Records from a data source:

········

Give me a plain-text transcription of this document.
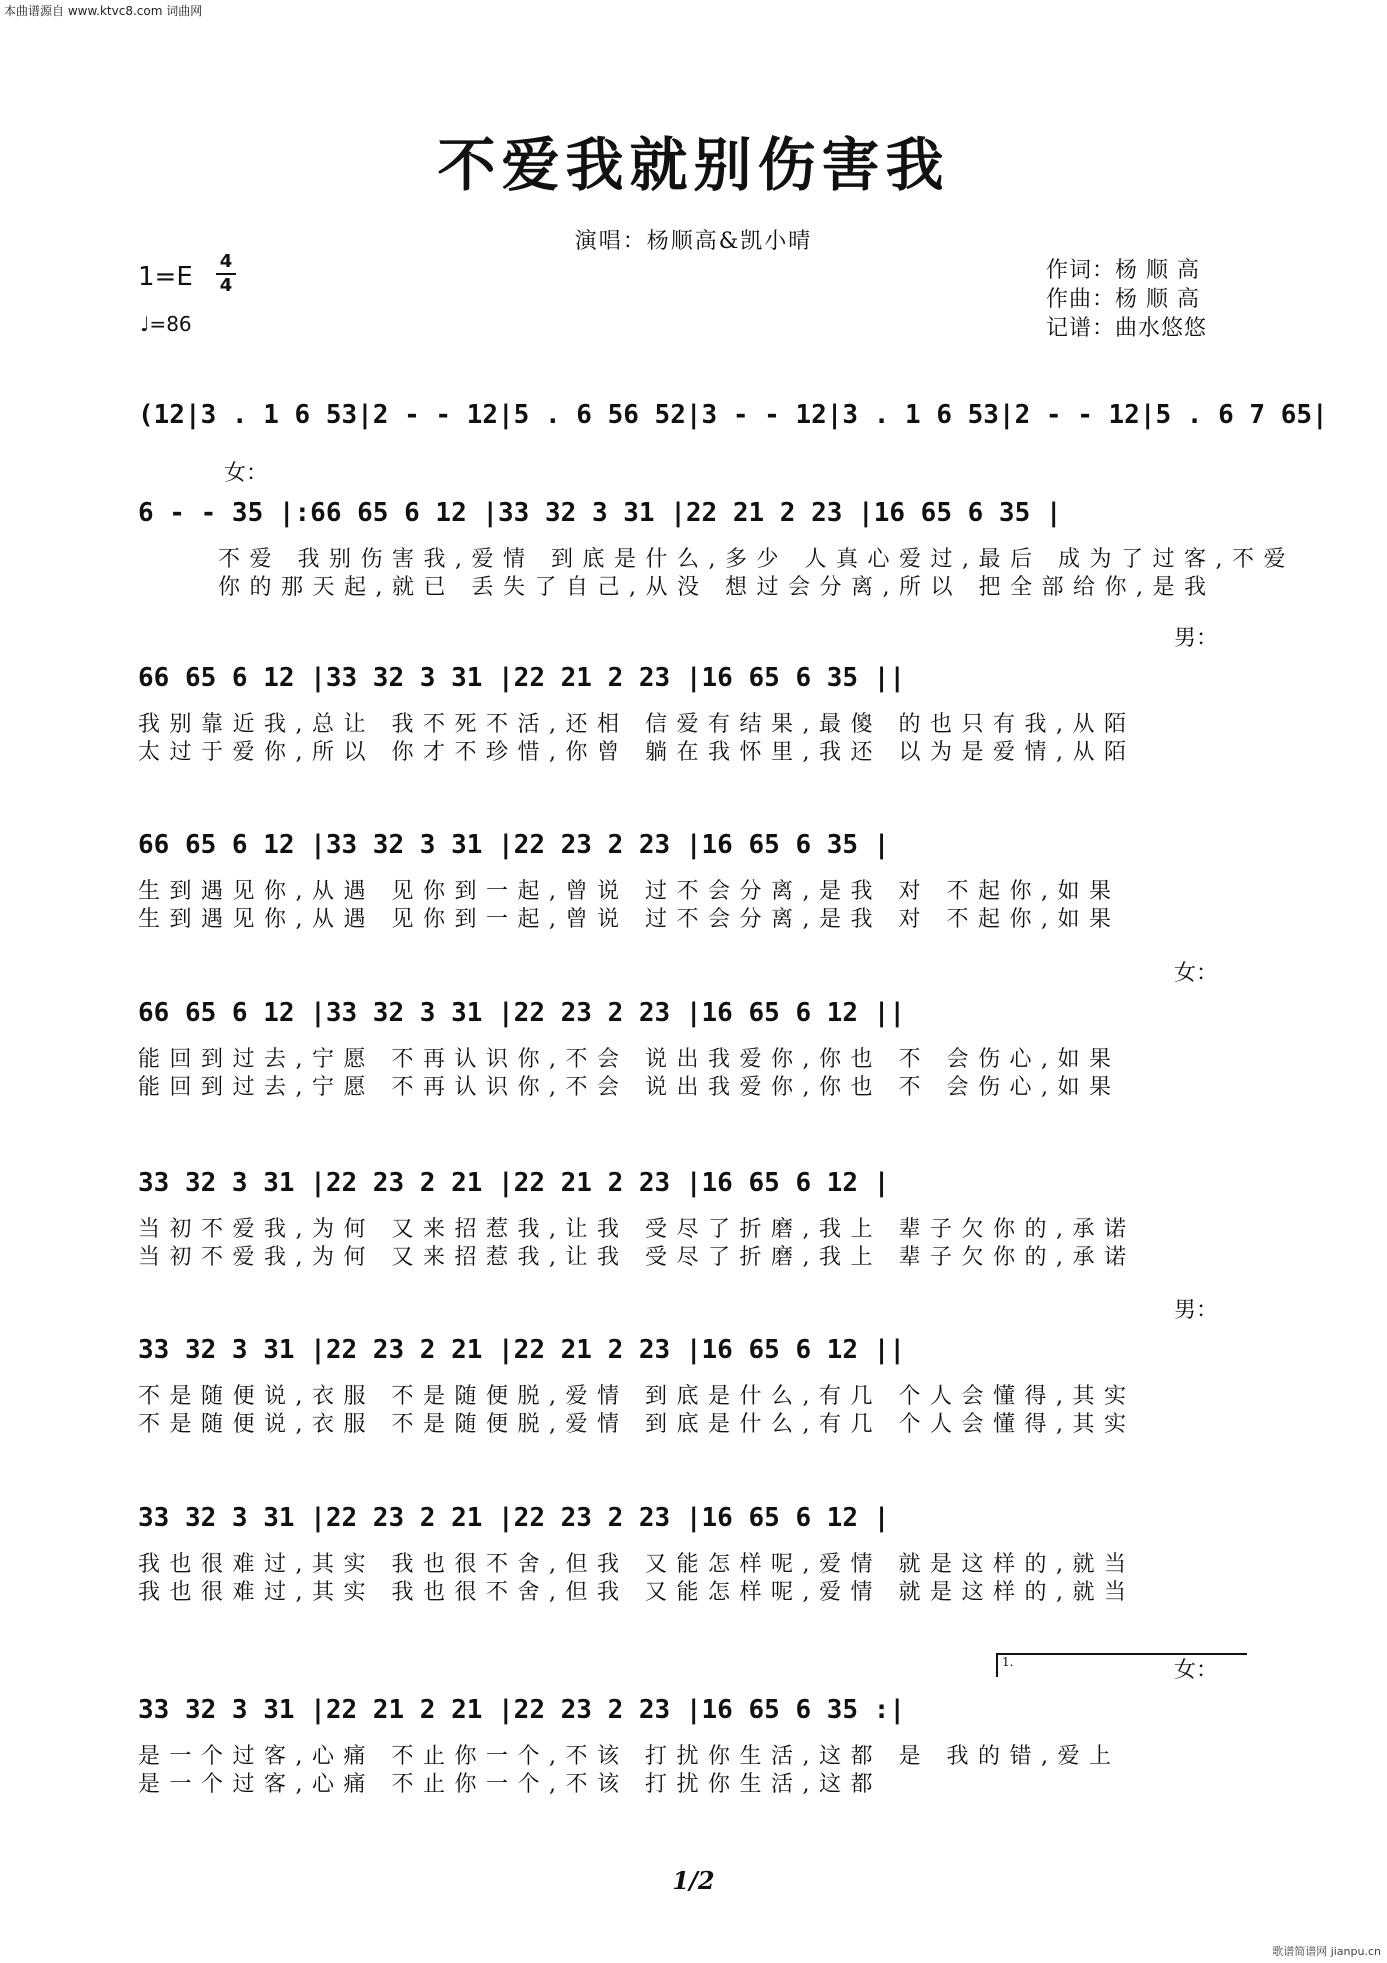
本曲谱源自 www.ktvc8.com 词曲网
不爱我就别伤害我
演唱：杨顺高&凯小晴
1=E
4
4
♩=86
作词：杨 顺 高
作曲：杨 顺 高
记谱：曲水悠悠
(12|3 . 1 6 53|2 - - 12|5 . 6 56 52|3 - - 12|3 . 1 6 53|2 - - 12|5 . 6 7 65|
6 - - 35 |:66 65 6 12 |33 32 3 31 |22 21 2 23 |16 65 6 35 |
女：
不爱 我别伤害我,爱情 到底是什么,多少 人真心爱过,最后 成为了过客,不爱
你的那天起,就已 丢失了自己,从没 想过会分离,所以 把全部给你,是我
66 65 6 12 |33 32 3 31 |22 21 2 23 |16 65 6 35 ||
男：
我别靠近我,总让 我不死不活,还相 信爱有结果,最傻 的也只有我,从陌
太过于爱你,所以 你才不珍惜,你曾 躺在我怀里,我还 以为是爱情,从陌
66 65 6 12 |33 32 3 31 |22 23 2 23 |16 65 6 35 |
生到遇见你,从遇 见你到一起,曾说 过不会分离,是我 对 不起你,如果
生到遇见你,从遇 见你到一起,曾说 过不会分离,是我 对 不起你,如果
66 65 6 12 |33 32 3 31 |22 23 2 23 |16 65 6 12 ||
女：
能回到过去,宁愿 不再认识你,不会 说出我爱你,你也 不 会伤心,如果
能回到过去,宁愿 不再认识你,不会 说出我爱你,你也 不 会伤心,如果
33 32 3 31 |22 23 2 21 |22 21 2 23 |16 65 6 12 |
当初不爱我,为何 又来招惹我,让我 受尽了折磨,我上 辈子欠你的,承诺
当初不爱我,为何 又来招惹我,让我 受尽了折磨,我上 辈子欠你的,承诺
33 32 3 31 |22 23 2 21 |22 21 2 23 |16 65 6 12 ||
男：
不是随便说,衣服 不是随便脱,爱情 到底是什么,有几 个人会懂得,其实
不是随便说,衣服 不是随便脱,爱情 到底是什么,有几 个人会懂得,其实
33 32 3 31 |22 23 2 21 |22 23 2 23 |16 65 6 12 |
我也很难过,其实 我也很不舍,但我 又能怎样呢,爱情 就是这样的,就当
我也很难过,其实 我也很不舍,但我 又能怎样呢,爱情 就是这样的,就当
33 32 3 31 |22 21 2 21 |22 23 2 23 |16 65 6 35 :|
女：
1.
是一个过客,心痛 不止你一个,不该 打扰你生活,这都 是 我的错,爱上
是一个过客,心痛 不止你一个,不该 打扰你生活,这都
1/2
歌谱简谱网 jianpu.cn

········

Directive: Out of the material above, gather each line where "打扰你生活" appears.

Solution to the exercise:
是一个过客,心痛 不止你一个,不该 打扰你生活,这都 是 我的错,爱上
是一个过客,心痛 不止你一个,不该 打扰你生活,这都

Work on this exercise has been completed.